─── Data records
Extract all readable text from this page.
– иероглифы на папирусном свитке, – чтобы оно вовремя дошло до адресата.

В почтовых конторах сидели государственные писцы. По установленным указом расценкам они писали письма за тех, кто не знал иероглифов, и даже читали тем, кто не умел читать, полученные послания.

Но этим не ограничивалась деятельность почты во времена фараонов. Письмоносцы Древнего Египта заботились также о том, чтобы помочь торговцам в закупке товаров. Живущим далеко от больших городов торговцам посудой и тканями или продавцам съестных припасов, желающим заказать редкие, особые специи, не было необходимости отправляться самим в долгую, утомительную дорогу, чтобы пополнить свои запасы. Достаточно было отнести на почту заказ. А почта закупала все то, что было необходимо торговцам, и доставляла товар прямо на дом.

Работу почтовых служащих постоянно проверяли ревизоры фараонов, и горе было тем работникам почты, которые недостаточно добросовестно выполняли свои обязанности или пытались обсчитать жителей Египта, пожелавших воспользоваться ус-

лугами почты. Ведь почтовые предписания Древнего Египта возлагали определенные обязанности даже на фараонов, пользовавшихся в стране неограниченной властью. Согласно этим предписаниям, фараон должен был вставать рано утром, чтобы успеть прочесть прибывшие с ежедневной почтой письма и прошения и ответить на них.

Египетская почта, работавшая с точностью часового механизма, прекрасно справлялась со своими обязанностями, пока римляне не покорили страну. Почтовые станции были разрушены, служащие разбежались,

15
──────
─── Data records
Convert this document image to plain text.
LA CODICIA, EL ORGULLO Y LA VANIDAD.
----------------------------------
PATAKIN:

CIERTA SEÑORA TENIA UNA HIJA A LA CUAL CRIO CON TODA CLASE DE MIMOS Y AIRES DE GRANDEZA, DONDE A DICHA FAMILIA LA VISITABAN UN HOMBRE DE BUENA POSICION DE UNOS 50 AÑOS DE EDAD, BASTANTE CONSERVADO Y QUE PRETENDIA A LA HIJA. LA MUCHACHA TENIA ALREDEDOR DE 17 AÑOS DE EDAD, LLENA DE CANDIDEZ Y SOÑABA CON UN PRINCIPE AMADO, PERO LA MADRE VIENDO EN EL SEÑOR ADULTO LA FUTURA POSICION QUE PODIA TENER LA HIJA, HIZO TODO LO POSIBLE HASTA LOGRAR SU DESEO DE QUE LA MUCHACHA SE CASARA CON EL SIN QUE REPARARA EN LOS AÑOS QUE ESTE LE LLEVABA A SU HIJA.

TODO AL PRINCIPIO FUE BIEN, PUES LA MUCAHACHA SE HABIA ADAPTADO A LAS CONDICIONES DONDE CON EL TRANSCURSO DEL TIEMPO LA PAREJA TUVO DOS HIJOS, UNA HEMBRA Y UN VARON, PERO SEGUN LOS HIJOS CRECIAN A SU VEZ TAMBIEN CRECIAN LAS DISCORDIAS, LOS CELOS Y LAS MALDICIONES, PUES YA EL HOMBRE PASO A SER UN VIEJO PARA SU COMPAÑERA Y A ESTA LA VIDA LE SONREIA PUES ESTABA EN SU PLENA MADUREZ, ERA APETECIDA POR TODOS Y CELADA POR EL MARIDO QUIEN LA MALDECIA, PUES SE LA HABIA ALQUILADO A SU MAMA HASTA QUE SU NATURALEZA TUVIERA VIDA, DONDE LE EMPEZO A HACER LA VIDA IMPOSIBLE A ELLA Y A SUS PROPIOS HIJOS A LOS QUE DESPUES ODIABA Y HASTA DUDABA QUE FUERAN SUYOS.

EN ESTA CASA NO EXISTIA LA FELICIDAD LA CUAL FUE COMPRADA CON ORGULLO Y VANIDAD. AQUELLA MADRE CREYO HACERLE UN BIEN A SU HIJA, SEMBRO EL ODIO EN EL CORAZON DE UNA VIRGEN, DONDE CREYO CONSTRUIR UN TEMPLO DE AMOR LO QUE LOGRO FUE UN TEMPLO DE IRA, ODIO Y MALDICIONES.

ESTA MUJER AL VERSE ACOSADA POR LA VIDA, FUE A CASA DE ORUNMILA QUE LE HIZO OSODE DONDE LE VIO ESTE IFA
──────
● **Written problem**: Count how many lines in the data contain the word "MALDICIONES", giving the number without comment.

● **Correct response**: 2